# Exercise prompt
Using the records below, give the number of lines where the word "JSON" appears, with no further output.

# Material for this exercise
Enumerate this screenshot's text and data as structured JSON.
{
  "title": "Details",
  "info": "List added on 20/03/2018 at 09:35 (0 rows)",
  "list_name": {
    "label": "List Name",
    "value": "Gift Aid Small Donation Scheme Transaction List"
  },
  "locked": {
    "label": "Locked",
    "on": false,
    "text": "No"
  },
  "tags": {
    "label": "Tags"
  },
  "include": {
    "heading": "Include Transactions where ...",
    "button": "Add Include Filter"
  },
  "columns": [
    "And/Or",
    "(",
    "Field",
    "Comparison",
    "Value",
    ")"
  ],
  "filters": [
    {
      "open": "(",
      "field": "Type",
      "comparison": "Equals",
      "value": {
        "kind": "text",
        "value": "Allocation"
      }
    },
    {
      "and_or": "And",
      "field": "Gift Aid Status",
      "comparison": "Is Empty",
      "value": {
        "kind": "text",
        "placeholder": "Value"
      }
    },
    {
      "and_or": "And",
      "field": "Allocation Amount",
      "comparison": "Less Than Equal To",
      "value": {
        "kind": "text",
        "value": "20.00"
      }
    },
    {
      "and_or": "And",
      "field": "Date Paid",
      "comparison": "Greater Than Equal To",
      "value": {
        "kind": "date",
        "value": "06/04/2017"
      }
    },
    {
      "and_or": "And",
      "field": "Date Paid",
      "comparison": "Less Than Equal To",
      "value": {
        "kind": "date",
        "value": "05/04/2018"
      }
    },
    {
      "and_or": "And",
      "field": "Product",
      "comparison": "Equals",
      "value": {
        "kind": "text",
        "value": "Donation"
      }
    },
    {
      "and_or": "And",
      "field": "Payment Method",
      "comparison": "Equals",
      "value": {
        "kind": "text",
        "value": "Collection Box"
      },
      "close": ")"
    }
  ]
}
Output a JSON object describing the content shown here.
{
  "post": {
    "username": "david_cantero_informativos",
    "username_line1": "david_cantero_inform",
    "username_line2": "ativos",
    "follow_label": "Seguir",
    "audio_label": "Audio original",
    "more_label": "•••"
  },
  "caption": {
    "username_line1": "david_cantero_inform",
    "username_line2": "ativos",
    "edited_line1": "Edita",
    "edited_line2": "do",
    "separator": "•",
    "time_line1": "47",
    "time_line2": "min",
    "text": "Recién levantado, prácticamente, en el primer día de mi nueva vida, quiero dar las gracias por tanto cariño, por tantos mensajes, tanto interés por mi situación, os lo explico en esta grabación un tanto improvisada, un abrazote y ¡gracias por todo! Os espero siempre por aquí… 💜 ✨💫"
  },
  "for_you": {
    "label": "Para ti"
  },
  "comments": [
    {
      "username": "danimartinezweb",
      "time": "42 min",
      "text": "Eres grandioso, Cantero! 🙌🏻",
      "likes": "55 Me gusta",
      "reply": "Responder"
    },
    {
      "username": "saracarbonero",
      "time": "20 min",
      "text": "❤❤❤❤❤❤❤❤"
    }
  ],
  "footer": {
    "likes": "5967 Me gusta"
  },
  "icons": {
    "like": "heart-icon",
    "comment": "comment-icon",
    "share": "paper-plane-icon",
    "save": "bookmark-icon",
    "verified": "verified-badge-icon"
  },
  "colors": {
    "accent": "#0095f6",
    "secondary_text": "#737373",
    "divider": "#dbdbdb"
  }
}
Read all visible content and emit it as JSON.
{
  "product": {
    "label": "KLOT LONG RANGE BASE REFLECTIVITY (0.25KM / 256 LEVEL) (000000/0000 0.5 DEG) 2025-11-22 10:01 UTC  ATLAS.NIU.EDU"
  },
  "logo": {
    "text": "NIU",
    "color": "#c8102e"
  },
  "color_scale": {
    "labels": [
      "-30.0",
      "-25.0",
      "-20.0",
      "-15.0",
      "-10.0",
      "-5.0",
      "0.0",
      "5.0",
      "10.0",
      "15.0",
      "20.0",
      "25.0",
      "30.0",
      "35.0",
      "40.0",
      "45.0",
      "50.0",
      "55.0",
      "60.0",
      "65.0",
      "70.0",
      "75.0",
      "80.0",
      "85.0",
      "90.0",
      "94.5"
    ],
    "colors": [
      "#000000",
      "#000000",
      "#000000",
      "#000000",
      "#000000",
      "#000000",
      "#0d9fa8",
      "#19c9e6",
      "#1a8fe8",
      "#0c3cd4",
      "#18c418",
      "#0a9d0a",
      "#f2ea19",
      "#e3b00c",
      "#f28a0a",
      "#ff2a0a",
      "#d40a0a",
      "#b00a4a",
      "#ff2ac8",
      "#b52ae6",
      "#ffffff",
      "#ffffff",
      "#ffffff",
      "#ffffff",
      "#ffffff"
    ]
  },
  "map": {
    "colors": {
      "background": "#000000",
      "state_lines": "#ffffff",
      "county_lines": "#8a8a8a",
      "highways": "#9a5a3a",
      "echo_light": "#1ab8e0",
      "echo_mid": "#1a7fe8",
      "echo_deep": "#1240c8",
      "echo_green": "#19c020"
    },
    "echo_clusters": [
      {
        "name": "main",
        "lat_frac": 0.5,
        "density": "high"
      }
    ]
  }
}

# Full solution
3